EXERCISE DETAILS ▸
In the parliamentary answers text, which treaty must non-nuclear weapon states be parties to for the United Kingdom's assurance to apply?

TEXT EXCERPT ▸
┌──
Lord Jenkins of Putney asked Her Majesty's Government:

    Whether they will undertake never to fire a nuclear missile against a non-nuclear state.

Earl Howe: The United Kingdom has given an assurance that we will not use nuclear weapons against non-nuclear weapon states parties to the Treaty on the Non-Proliferation of Nuclear Weapons except in the case of an invasion or any other attack on the United Kingdom, its dependent territories, its armed forces or other troops, its allies or on a state towards which it has a security commitment, carried out or sustained by such a non-nuclear weapon state in association or alliance with a nuclear-weapon state.

Lord Jenkins of Putney asked Her Majesty's Government:

    Whether they will undertake not to be the first to fire a nuclear missile with intent to kill.

Earl Howe: I refer the noble Lord to my Answer to him of 28th February 1996 (Official Report, col. WA 103).

Passenger Rail Franchise Agreements

Lord Colwyn asked Her Majesty's Government:

    Whether they will publish the franchise agreements for those passenger rail franchises that have recently been awarded by the Franchising Director.
└──
Items listed in a dataset ▸
┌──
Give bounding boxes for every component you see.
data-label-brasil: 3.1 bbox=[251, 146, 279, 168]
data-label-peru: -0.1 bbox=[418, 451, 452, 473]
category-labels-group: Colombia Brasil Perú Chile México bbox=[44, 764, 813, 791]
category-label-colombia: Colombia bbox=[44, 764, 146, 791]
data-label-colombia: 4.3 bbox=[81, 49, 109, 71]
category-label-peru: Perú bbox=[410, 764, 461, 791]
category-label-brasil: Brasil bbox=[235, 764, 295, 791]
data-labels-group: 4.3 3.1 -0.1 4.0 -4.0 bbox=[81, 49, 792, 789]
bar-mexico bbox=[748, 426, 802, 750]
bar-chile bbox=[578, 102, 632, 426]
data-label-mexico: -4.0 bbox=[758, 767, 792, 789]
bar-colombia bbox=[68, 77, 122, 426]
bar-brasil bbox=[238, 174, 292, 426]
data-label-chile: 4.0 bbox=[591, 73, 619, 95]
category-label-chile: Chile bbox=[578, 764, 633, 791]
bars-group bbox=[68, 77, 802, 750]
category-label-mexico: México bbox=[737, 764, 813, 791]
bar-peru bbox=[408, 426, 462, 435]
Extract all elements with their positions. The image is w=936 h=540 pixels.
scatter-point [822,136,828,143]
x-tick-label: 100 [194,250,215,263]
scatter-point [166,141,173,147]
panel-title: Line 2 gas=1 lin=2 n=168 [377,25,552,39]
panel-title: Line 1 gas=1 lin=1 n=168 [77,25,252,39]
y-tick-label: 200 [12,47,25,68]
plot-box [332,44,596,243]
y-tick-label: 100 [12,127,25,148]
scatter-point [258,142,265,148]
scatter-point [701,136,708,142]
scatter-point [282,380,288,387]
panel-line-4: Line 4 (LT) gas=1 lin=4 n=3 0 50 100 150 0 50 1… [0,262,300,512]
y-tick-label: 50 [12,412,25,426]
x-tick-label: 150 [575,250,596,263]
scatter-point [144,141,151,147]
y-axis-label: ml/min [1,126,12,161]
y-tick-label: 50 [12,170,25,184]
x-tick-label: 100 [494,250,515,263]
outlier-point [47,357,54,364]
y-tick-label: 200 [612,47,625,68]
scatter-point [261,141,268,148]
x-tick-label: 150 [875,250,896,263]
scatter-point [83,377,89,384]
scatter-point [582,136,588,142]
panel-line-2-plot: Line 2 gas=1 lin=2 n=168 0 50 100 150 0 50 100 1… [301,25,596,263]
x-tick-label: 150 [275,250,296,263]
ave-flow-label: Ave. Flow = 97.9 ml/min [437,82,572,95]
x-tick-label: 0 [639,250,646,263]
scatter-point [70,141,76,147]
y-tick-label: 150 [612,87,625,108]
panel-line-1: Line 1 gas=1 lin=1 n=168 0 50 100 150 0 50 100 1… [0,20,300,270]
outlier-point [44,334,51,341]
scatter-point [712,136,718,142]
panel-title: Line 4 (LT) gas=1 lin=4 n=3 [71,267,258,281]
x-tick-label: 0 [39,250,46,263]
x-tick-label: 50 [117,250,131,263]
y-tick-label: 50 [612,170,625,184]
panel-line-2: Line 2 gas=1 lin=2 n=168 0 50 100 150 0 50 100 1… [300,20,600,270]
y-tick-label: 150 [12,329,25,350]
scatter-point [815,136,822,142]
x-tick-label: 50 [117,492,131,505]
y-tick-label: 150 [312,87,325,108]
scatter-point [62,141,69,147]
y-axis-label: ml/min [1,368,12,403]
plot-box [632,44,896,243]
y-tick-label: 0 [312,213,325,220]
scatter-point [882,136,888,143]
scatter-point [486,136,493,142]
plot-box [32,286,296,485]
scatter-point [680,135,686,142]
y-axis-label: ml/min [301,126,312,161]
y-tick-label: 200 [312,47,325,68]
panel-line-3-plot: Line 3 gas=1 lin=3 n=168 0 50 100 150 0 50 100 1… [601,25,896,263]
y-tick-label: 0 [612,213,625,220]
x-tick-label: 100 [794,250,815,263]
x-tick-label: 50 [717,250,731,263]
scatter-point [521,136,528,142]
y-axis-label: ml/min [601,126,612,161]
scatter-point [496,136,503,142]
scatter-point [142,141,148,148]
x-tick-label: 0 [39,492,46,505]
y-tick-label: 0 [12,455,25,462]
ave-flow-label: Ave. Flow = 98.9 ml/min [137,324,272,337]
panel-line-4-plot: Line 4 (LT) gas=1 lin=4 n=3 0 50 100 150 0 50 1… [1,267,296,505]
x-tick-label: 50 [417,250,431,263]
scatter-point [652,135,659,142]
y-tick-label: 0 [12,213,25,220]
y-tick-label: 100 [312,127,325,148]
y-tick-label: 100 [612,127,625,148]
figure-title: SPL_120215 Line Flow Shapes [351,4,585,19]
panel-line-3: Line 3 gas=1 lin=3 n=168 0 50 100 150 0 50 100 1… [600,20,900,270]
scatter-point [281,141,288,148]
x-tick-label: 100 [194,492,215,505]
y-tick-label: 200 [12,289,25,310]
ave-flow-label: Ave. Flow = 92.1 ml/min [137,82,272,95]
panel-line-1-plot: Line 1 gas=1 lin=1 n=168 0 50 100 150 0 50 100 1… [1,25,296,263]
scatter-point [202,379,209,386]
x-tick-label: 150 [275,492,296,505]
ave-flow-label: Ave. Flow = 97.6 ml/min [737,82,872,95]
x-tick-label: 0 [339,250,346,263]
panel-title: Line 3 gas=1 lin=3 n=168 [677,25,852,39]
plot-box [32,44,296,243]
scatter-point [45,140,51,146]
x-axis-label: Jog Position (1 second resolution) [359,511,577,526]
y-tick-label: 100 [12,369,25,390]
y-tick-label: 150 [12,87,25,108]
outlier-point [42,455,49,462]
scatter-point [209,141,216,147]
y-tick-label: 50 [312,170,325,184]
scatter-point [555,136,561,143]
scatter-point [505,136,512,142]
└──
RESPONSE TO THIS TASK ▸
The Treaty on the Non-Proliferation of Nuclear Weapons.